:: Task input ::
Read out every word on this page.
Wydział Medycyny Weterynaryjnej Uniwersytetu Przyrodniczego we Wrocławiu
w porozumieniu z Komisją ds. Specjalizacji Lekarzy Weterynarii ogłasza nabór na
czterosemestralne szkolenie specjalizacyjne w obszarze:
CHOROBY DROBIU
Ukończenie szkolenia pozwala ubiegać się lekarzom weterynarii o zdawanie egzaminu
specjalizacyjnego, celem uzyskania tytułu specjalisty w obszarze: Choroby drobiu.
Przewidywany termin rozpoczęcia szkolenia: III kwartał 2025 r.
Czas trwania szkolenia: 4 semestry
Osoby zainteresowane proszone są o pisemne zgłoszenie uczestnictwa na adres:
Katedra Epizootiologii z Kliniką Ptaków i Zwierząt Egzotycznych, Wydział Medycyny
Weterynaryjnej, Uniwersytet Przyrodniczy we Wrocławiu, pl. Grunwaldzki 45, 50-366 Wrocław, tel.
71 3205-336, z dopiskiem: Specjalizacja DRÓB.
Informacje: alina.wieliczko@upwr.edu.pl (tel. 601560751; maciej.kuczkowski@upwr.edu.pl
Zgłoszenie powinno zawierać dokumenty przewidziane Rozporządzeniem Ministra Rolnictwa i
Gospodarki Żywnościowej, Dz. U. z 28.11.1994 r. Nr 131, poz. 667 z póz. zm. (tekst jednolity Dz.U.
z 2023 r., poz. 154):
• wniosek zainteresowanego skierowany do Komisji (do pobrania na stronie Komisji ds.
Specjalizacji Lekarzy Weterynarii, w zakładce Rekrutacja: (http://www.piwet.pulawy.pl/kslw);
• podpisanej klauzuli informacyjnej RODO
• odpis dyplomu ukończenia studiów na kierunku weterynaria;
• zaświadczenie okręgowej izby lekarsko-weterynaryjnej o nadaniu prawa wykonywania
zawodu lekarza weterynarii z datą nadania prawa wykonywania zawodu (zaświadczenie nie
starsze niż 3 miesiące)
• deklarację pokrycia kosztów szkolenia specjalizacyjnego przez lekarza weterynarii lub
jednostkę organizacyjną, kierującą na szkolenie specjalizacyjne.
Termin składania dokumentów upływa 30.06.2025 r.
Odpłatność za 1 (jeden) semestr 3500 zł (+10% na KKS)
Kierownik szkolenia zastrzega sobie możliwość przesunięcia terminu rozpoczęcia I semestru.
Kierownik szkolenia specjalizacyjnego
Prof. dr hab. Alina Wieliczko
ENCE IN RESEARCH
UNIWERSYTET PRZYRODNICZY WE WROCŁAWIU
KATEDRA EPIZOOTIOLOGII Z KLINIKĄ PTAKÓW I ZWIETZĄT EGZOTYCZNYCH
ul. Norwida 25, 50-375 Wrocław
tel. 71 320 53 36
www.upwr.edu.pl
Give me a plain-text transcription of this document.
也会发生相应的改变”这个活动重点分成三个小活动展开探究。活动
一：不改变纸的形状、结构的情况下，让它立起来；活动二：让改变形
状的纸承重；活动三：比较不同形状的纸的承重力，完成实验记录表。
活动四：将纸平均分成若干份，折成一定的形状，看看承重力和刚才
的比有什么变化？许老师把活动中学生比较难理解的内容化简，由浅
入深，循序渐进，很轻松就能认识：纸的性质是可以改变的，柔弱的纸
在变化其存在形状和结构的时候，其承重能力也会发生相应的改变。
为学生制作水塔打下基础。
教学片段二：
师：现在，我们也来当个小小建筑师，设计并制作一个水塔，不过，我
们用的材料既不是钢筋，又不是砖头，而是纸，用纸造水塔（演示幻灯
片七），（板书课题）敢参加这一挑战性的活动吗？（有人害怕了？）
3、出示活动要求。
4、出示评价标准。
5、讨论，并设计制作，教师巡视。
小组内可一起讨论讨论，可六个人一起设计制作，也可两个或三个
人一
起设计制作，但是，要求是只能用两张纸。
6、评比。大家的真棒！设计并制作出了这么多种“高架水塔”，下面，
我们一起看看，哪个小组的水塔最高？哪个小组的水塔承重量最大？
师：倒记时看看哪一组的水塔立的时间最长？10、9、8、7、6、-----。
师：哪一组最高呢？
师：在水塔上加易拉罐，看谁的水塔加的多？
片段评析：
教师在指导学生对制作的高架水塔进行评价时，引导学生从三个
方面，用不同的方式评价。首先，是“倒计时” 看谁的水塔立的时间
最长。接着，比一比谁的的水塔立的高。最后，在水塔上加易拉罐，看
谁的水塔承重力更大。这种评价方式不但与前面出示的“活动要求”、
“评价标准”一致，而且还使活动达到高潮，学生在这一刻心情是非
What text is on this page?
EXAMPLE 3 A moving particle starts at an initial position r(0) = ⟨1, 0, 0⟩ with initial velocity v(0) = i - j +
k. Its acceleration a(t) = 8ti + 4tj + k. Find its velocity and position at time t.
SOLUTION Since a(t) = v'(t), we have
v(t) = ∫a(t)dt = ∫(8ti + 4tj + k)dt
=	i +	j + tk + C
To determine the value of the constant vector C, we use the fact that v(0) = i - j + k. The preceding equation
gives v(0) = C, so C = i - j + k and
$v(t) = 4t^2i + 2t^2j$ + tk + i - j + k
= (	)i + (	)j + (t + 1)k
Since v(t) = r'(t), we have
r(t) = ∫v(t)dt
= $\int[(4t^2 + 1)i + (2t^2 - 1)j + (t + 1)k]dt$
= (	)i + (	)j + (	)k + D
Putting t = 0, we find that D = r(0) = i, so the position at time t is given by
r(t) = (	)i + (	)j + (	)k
:::
> _Exercise goal_
Show all lines from the listing above in which "Medycyny" appears.

> _Exercise result_
Wydział Medycyny Weterynaryjnej Uniwersytetu Przyrodniczego we Wrocławiu
Katedra Epizootiologii z Kliniką Ptaków i Zwierząt Egzotycznych, Wydział Medycyny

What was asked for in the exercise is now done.